- [Set problem] Repeat each record exactly as written, and drop any images.

- [Extracted records]
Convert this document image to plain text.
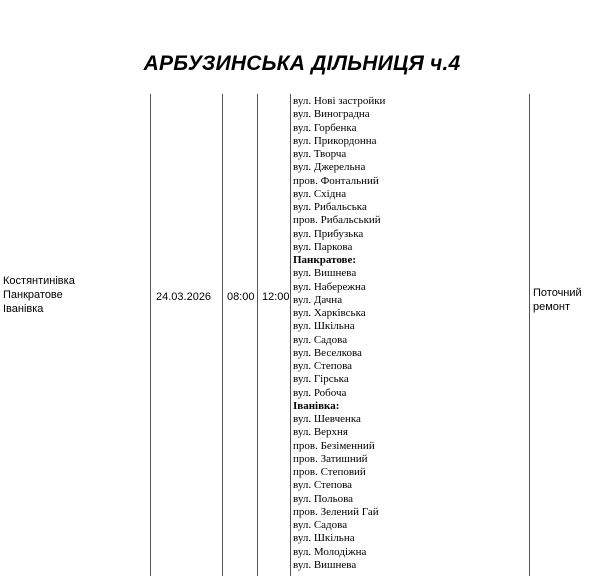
АРБУЗИНСЬКА ДІЛЬНИЦЯ ч.4
Костянтинівка
Панкратове
Іванівка
24.03.2026 08:00 12:00	Поточний
ремонт
вул. Нові застройки
вул. Виноградна
вул. Горбенка
вул. Прикордонна
вул. Творча
вул. Джерельна
пров. Фонтальний
вул. Східна
вул. Рибальська
пров. Рибальський
вул. Прибузька
вул. Паркова
Панкратове:
вул. Вишнева
вул. Набережна
вул. Дачна
вул. Харківська
вул. Шкільна
вул. Садова
вул. Веселкова
вул. Степова
вул. Гірська
вул. Робоча
Іванівка:
вул. Шевченка
вул. Верхня
пров. Безіменний
пров. Затишний
пров. Степовий
вул. Степова
вул. Польова
пров. Зелений Гай
вул. Садова
вул. Шкільна
вул. Молодіжна
вул. Вишнева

- [Solution]
Convert this document image to plain text.
АРБУЗИНСЬКА ДІЛЬНИЦЯ ч.4
Костянтинівка
Панкратове
Іванівка
24.03.2026 08:00 12:00	Поточний
ремонт
вул. Нові застройки
вул. Виноградна
вул. Горбенка
вул. Прикордонна
вул. Творча
вул. Джерельна
пров. Фонтальний
вул. Східна
вул. Рибальська
пров. Рибальський
вул. Прибузька
вул. Паркова
Панкратове:
вул. Вишнева
вул. Набережна
вул. Дачна
вул. Харківська
вул. Шкільна
вул. Садова
вул. Веселкова
вул. Степова
вул. Гірська
вул. Робоча
Іванівка:
вул. Шевченка
вул. Верхня
пров. Безіменний
пров. Затишний
пров. Степовий
вул. Степова
вул. Польова
пров. Зелений Гай
вул. Садова
вул. Шкільна
вул. Молодіжна
вул. Вишнева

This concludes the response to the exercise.